■ Exercise goal
Find and copy each line of the records where the string "tincidunt" shows up.

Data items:
****
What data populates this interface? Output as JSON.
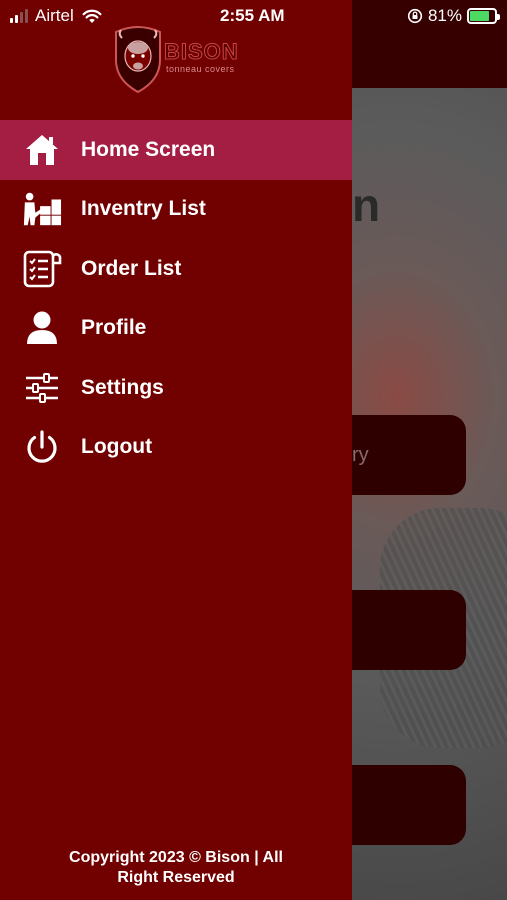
{
  "status_bar": {
    "carrier": "Airtel",
    "time": "2:55 AM",
    "battery_percent": "81%",
    "battery_level": 0.81,
    "icons": [
      "signal-icon",
      "wifi-icon",
      "orientation-lock-icon",
      "battery-charging-icon"
    ]
  },
  "drawer": {
    "logo": {
      "word": "BISON",
      "tagline": "tonneau covers"
    },
    "menu": [
      {
        "label": "Home Screen",
        "icon": "home-icon",
        "active": true
      },
      {
        "label": "Inventry List",
        "icon": "inventory-icon",
        "active": false
      },
      {
        "label": "Order List",
        "icon": "order-list-icon",
        "active": false
      },
      {
        "label": "Profile",
        "icon": "profile-icon",
        "active": false
      },
      {
        "label": "Settings",
        "icon": "settings-icon",
        "active": false
      },
      {
        "label": "Logout",
        "icon": "logout-icon",
        "active": false
      }
    ],
    "footer": {
      "line1": "Copyright 2023 © Bison | All",
      "line2": "Right Reserved"
    }
  },
  "background_screen": {
    "logo_fragment": "n",
    "button_fragment": "ry"
  },
  "colors": {
    "drawer": "#710000",
    "active_item": "#a41e44",
    "header": "#360000",
    "battery": "#4cd964"
  }
}
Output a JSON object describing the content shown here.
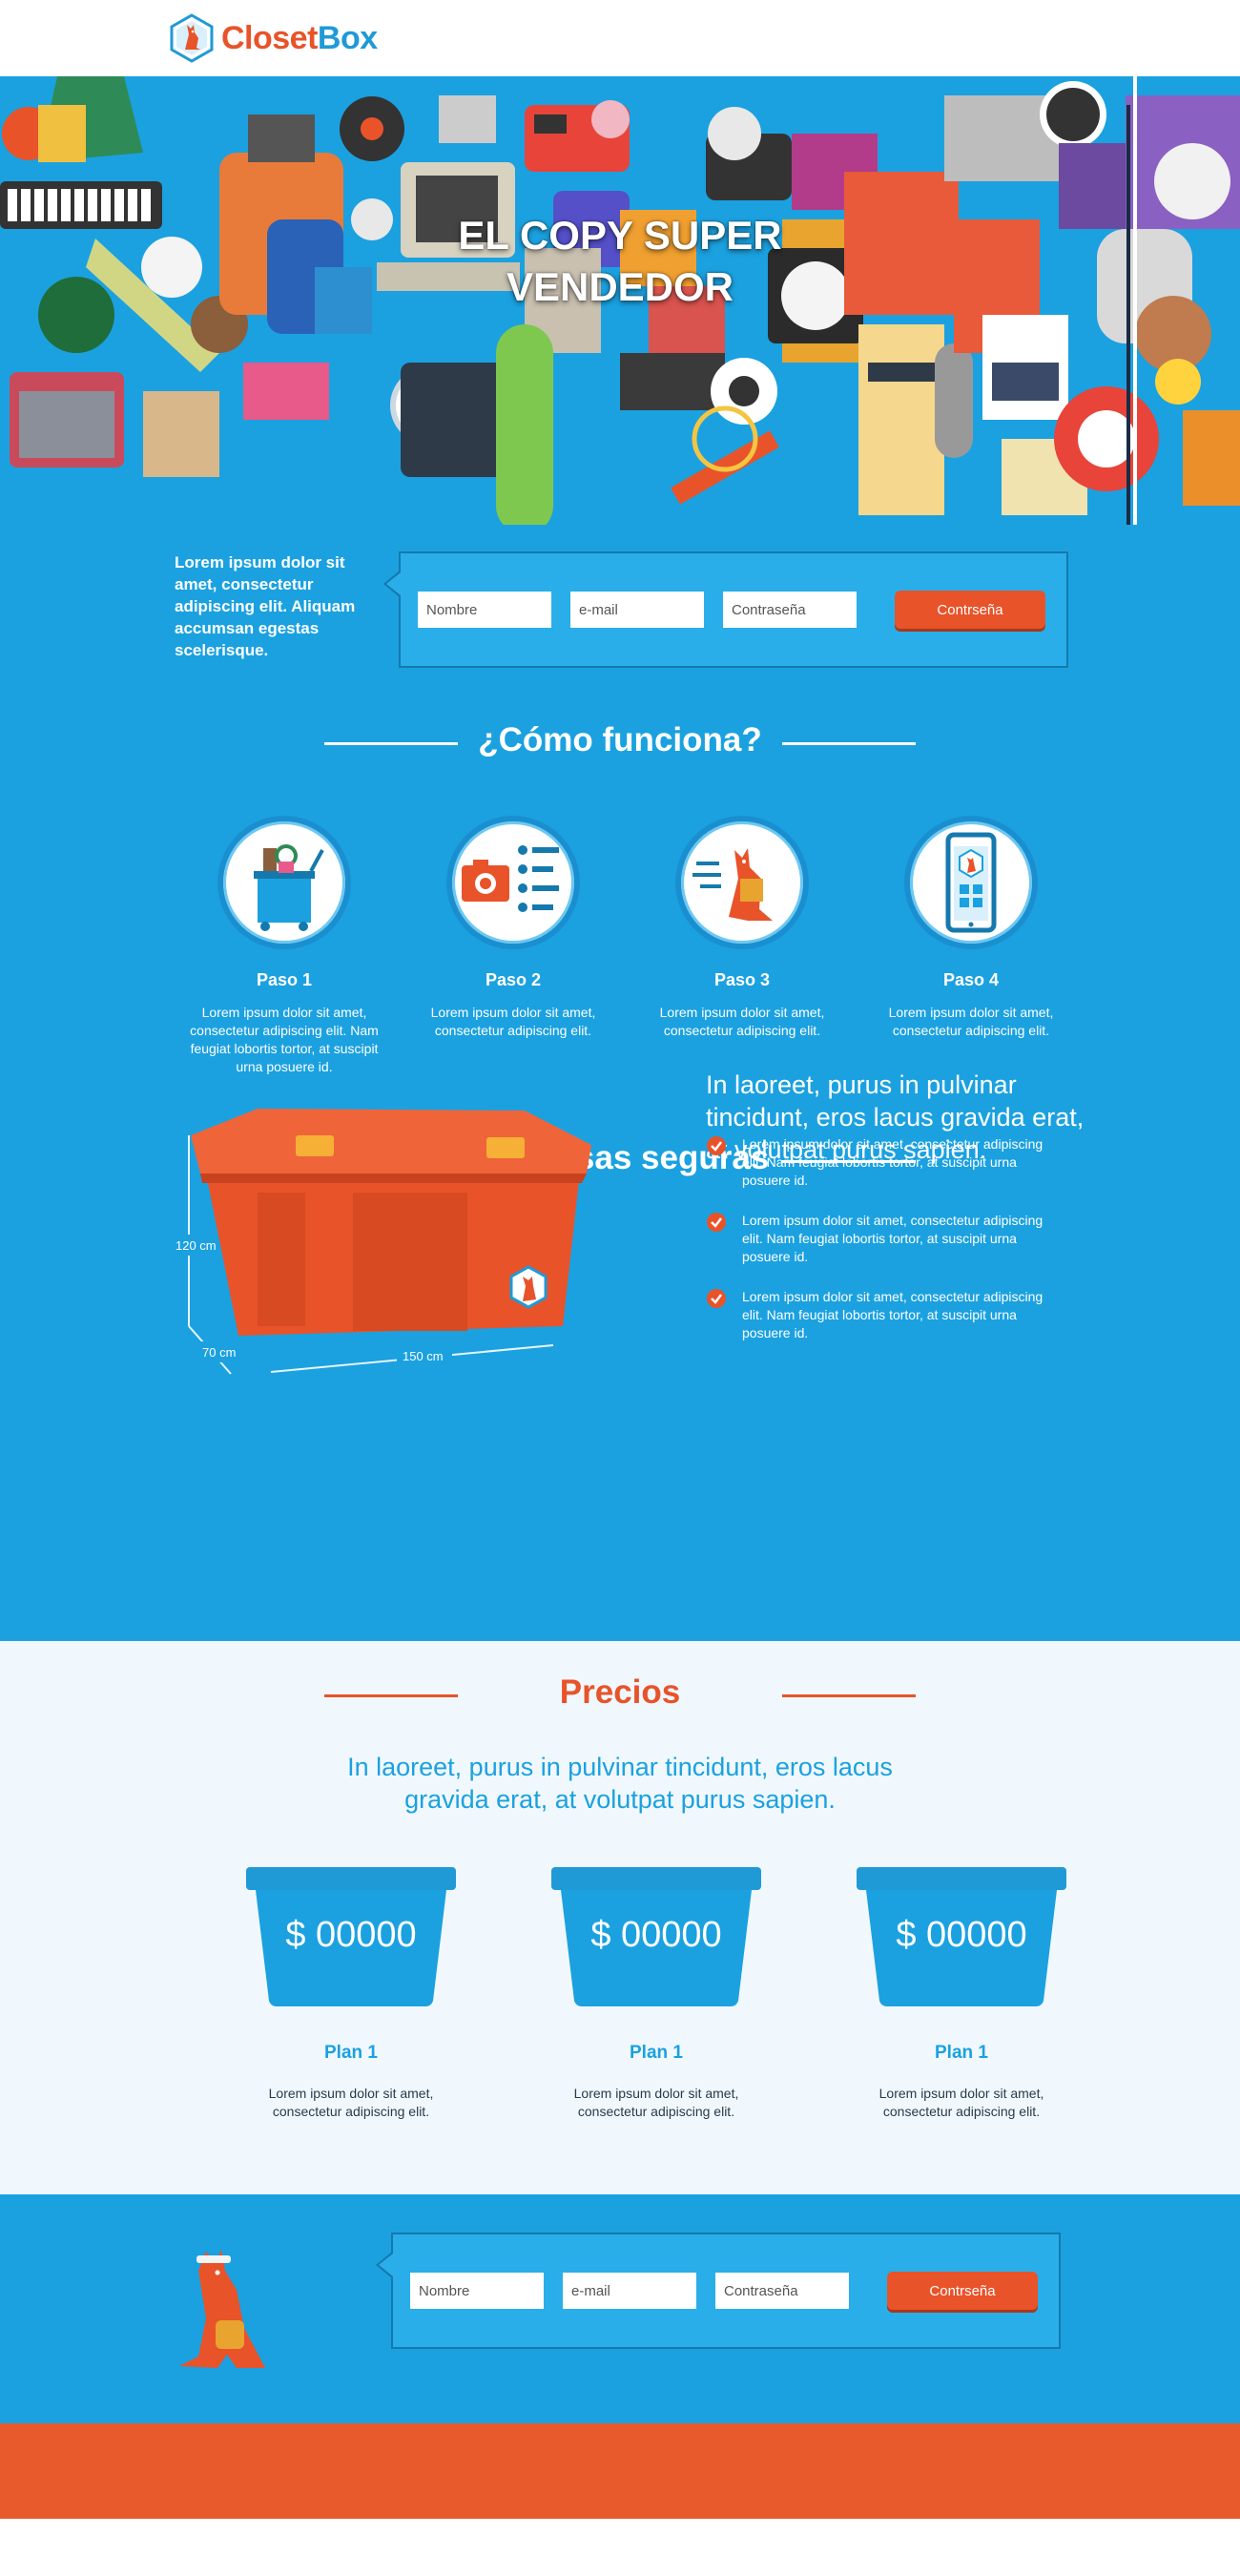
{
  "brand": {
    "name_part1": "Closet",
    "name_part2": "Box",
    "accent_blue": "#1ba1e0",
    "accent_orange": "#e8532a"
  },
  "hero": {
    "title_line1": "EL COPY SUPER",
    "title_line2": "VENDEDOR"
  },
  "signup": {
    "text": "Lorem ipsum dolor sit amet, consectetur adipiscing elit. Aliquam accumsan egestas scelerisque.",
    "name_placeholder": "Nombre",
    "email_placeholder": "e-mail",
    "password_placeholder": "Contraseña",
    "button_label": "Contrseña"
  },
  "how": {
    "title": "¿Cómo funciona?",
    "steps": [
      {
        "title": "Paso 1",
        "desc": "Lorem ipsum dolor sit amet, consectetur adipiscing elit. Nam feugiat lobortis tortor, at suscipit urna posuere id.",
        "icon": "trash-bin-icon"
      },
      {
        "title": "Paso 2",
        "desc": "Lorem ipsum dolor sit amet, consectetur adipiscing elit.",
        "icon": "camera-list-icon"
      },
      {
        "title": "Paso 3",
        "desc": "Lorem ipsum dolor sit amet, consectetur adipiscing elit.",
        "icon": "kangaroo-icon"
      },
      {
        "title": "Paso 4",
        "desc": "Lorem ipsum dolor sit amet, consectetur adipiscing elit.",
        "icon": "phone-app-icon"
      }
    ]
  },
  "safe": {
    "title": "Tus cosas seguras",
    "lead": "In laoreet, purus in pulvinar tincidunt, eros lacus gravida erat, at volutpat purus sapien.",
    "dim_height": "120 cm",
    "dim_depth": "70 cm",
    "dim_width": "150 cm",
    "items": [
      "Lorem ipsum dolor sit amet, consectetur adipiscing elit. Nam feugiat lobortis tortor, at suscipit urna posuere id.",
      "Lorem ipsum dolor sit amet, consectetur adipiscing elit. Nam feugiat lobortis tortor, at suscipit urna posuere id.",
      "Lorem ipsum dolor sit amet, consectetur adipiscing elit. Nam feugiat lobortis tortor, at suscipit urna posuere id."
    ]
  },
  "prices": {
    "title": "Precios",
    "lead_line1": "In laoreet, purus in pulvinar tincidunt, eros lacus",
    "lead_line2": "gravida erat, at volutpat purus sapien.",
    "plans": [
      {
        "price": "$ 00000",
        "name": "Plan 1",
        "desc": "Lorem ipsum dolor sit amet, consectetur adipiscing elit."
      },
      {
        "price": "$ 00000",
        "name": "Plan 1",
        "desc": "Lorem ipsum dolor sit amet, consectetur adipiscing elit."
      },
      {
        "price": "$ 00000",
        "name": "Plan 1",
        "desc": "Lorem ipsum dolor sit amet, consectetur adipiscing elit."
      }
    ]
  }
}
****
■ Response
    "lead": "In laoreet, purus in pulvinar tincidunt, eros lacus gravida erat, at volutpat purus sapien.",
    "lead_line1": "In laoreet, purus in pulvinar tincidunt, eros lacus",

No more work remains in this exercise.